→ Challenge: Restate the records below word for word.

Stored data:
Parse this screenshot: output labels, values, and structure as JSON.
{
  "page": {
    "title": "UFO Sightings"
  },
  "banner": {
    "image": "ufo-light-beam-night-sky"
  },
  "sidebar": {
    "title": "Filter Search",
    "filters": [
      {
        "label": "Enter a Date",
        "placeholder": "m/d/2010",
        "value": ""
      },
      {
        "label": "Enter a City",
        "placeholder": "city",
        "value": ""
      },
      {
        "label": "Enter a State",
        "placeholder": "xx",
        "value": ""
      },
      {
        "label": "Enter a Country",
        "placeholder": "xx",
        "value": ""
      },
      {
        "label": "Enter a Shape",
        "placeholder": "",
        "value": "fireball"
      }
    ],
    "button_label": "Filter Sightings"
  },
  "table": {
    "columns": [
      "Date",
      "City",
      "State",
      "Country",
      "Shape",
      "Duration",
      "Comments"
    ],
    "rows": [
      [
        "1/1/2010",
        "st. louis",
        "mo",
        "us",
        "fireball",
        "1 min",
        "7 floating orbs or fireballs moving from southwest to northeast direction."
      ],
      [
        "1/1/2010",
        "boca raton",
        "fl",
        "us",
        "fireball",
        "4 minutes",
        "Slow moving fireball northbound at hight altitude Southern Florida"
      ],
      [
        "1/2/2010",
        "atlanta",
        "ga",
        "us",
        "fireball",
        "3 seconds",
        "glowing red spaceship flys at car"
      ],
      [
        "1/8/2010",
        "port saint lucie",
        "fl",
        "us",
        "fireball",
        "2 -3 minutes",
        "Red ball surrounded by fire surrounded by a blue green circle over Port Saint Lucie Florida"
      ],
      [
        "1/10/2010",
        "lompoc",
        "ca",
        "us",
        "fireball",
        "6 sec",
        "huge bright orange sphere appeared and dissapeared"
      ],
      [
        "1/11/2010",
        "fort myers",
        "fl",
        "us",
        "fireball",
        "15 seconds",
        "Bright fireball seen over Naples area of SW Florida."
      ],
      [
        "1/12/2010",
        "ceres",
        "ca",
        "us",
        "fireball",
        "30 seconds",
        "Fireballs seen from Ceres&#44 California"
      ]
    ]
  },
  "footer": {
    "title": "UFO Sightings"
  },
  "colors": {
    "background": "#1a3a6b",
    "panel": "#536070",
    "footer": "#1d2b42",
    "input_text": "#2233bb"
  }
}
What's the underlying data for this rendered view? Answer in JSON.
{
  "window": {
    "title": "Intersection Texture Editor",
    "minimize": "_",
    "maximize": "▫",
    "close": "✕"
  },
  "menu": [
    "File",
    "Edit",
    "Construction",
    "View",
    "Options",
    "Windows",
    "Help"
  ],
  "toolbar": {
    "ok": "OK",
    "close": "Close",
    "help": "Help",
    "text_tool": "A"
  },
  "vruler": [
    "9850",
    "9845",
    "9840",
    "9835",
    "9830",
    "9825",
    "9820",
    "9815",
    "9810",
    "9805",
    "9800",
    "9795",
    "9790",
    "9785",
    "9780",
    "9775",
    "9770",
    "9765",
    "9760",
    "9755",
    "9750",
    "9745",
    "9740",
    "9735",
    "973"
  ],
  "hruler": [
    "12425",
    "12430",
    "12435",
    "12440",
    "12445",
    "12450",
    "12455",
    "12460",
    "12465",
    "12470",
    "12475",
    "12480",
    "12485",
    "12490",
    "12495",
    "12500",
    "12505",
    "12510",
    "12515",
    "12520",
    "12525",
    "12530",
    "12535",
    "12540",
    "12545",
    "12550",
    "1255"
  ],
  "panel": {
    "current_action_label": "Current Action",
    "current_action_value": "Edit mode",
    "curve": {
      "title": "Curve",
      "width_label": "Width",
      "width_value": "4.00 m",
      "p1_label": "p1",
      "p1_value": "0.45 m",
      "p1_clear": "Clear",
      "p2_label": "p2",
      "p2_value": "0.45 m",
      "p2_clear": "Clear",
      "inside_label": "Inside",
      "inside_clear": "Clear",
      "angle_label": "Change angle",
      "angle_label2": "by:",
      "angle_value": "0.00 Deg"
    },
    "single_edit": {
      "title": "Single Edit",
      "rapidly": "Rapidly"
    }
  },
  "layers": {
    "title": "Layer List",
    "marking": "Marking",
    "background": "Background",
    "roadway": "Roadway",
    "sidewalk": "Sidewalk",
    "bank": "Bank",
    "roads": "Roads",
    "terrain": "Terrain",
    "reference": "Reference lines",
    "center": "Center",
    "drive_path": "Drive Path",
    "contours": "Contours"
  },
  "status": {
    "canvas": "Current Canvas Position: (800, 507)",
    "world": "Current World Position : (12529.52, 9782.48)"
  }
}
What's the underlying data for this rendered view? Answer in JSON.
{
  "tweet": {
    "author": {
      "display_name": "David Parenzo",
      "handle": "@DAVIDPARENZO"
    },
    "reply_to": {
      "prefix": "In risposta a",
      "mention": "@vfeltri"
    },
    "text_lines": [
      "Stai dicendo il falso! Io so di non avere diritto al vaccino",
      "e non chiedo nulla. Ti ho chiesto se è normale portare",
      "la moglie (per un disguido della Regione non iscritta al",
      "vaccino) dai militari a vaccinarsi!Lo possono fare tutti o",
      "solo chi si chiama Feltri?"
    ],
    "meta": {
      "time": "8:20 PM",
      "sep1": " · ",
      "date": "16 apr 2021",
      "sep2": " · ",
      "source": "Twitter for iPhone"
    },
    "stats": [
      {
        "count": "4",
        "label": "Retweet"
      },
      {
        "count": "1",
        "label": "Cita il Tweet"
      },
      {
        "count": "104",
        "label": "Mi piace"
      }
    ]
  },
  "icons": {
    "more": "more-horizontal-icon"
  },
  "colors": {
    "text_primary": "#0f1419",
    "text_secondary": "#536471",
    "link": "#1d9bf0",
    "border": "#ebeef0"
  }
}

→ Exercise solution:
Parse this screenshot: output labels, values, and structure as JSON.
{
  "page": {
    "title": "UFO Sightings"
  },
  "banner": {
    "image": "ufo-light-beam-night-sky"
  },
  "sidebar": {
    "title": "Filter Search",
    "filters": [
      {
        "label": "Enter a Date",
        "placeholder": "m/d/2010",
        "value": ""
      },
      {
        "label": "Enter a City",
        "placeholder": "city",
        "value": ""
      },
      {
        "label": "Enter a State",
        "placeholder": "xx",
        "value": ""
      },
      {
        "label": "Enter a Country",
        "placeholder": "xx",
        "value": ""
      },
      {
        "label": "Enter a Shape",
        "placeholder": "",
        "value": "fireball"
      }
    ],
    "button_label": "Filter Sightings"
  },
  "table": {
    "columns": [
      "Date",
      "City",
      "State",
      "Country",
      "Shape",
      "Duration",
      "Comments"
    ],
    "rows": [
      [
        "1/1/2010",
        "st. louis",
        "mo",
        "us",
        "fireball",
        "1 min",
        "7 floating orbs or fireballs moving from southwest to northeast direction."
      ],
      [
        "1/1/2010",
        "boca raton",
        "fl",
        "us",
        "fireball",
        "4 minutes",
        "Slow moving fireball northbound at hight altitude Southern Florida"
      ],
      [
        "1/2/2010",
        "atlanta",
        "ga",
        "us",
        "fireball",
        "3 seconds",
        "glowing red spaceship flys at car"
      ],
      [
        "1/8/2010",
        "port saint lucie",
        "fl",
        "us",
        "fireball",
        "2 -3 minutes",
        "Red ball surrounded by fire surrounded by a blue green circle over Port Saint Lucie Florida"
      ],
      [
        "1/10/2010",
        "lompoc",
        "ca",
        "us",
        "fireball",
        "6 sec",
        "huge bright orange sphere appeared and dissapeared"
      ],
      [
        "1/11/2010",
        "fort myers",
        "fl",
        "us",
        "fireball",
        "15 seconds",
        "Bright fireball seen over Naples area of SW Florida."
      ],
      [
        "1/12/2010",
        "ceres",
        "ca",
        "us",
        "fireball",
        "30 seconds",
        "Fireballs seen from Ceres&#44 California"
      ]
    ]
  },
  "footer": {
    "title": "UFO Sightings"
  },
  "colors": {
    "background": "#1a3a6b",
    "panel": "#536070",
    "footer": "#1d2b42",
    "input_text": "#2233bb"
  }
}
What's the underlying data for this rendered view? Answer in JSON.
{
  "window": {
    "title": "Intersection Texture Editor",
    "minimize": "_",
    "maximize": "▫",
    "close": "✕"
  },
  "menu": [
    "File",
    "Edit",
    "Construction",
    "View",
    "Options",
    "Windows",
    "Help"
  ],
  "toolbar": {
    "ok": "OK",
    "close": "Close",
    "help": "Help",
    "text_tool": "A"
  },
  "vruler": [
    "9850",
    "9845",
    "9840",
    "9835",
    "9830",
    "9825",
    "9820",
    "9815",
    "9810",
    "9805",
    "9800",
    "9795",
    "9790",
    "9785",
    "9780",
    "9775",
    "9770",
    "9765",
    "9760",
    "9755",
    "9750",
    "9745",
    "9740",
    "9735",
    "973"
  ],
  "hruler": [
    "12425",
    "12430",
    "12435",
    "12440",
    "12445",
    "12450",
    "12455",
    "12460",
    "12465",
    "12470",
    "12475",
    "12480",
    "12485",
    "12490",
    "12495",
    "12500",
    "12505",
    "12510",
    "12515",
    "12520",
    "12525",
    "12530",
    "12535",
    "12540",
    "12545",
    "12550",
    "1255"
  ],
  "panel": {
    "current_action_label": "Current Action",
    "current_action_value": "Edit mode",
    "curve": {
      "title": "Curve",
      "width_label": "Width",
      "width_value": "4.00 m",
      "p1_label": "p1",
      "p1_value": "0.45 m",
      "p1_clear": "Clear",
      "p2_label": "p2",
      "p2_value": "0.45 m",
      "p2_clear": "Clear",
      "inside_label": "Inside",
      "inside_clear": "Clear",
      "angle_label": "Change angle",
      "angle_label2": "by:",
      "angle_value": "0.00 Deg"
    },
    "single_edit": {
      "title": "Single Edit",
      "rapidly": "Rapidly"
    }
  },
  "layers": {
    "title": "Layer List",
    "marking": "Marking",
    "background": "Background",
    "roadway": "Roadway",
    "sidewalk": "Sidewalk",
    "bank": "Bank",
    "roads": "Roads",
    "terrain": "Terrain",
    "reference": "Reference lines",
    "center": "Center",
    "drive_path": "Drive Path",
    "contours": "Contours"
  },
  "status": {
    "canvas": "Current Canvas Position: (800, 507)",
    "world": "Current World Position : (12529.52, 9782.48)"
  }
}
What's the underlying data for this rendered view? Answer in JSON.
{
  "tweet": {
    "author": {
      "display_name": "David Parenzo",
      "handle": "@DAVIDPARENZO"
    },
    "reply_to": {
      "prefix": "In risposta a",
      "mention": "@vfeltri"
    },
    "text_lines": [
      "Stai dicendo il falso! Io so di non avere diritto al vaccino",
      "e non chiedo nulla. Ti ho chiesto se è normale portare",
      "la moglie (per un disguido della Regione non iscritta al",
      "vaccino) dai militari a vaccinarsi!Lo possono fare tutti o",
      "solo chi si chiama Feltri?"
    ],
    "meta": {
      "time": "8:20 PM",
      "sep1": " · ",
      "date": "16 apr 2021",
      "sep2": " · ",
      "source": "Twitter for iPhone"
    },
    "stats": [
      {
        "count": "4",
        "label": "Retweet"
      },
      {
        "count": "1",
        "label": "Cita il Tweet"
      },
      {
        "count": "104",
        "label": "Mi piace"
      }
    ]
  },
  "icons": {
    "more": "more-horizontal-icon"
  },
  "colors": {
    "text_primary": "#0f1419",
    "text_secondary": "#536471",
    "link": "#1d9bf0",
    "border": "#ebeef0"
  }
}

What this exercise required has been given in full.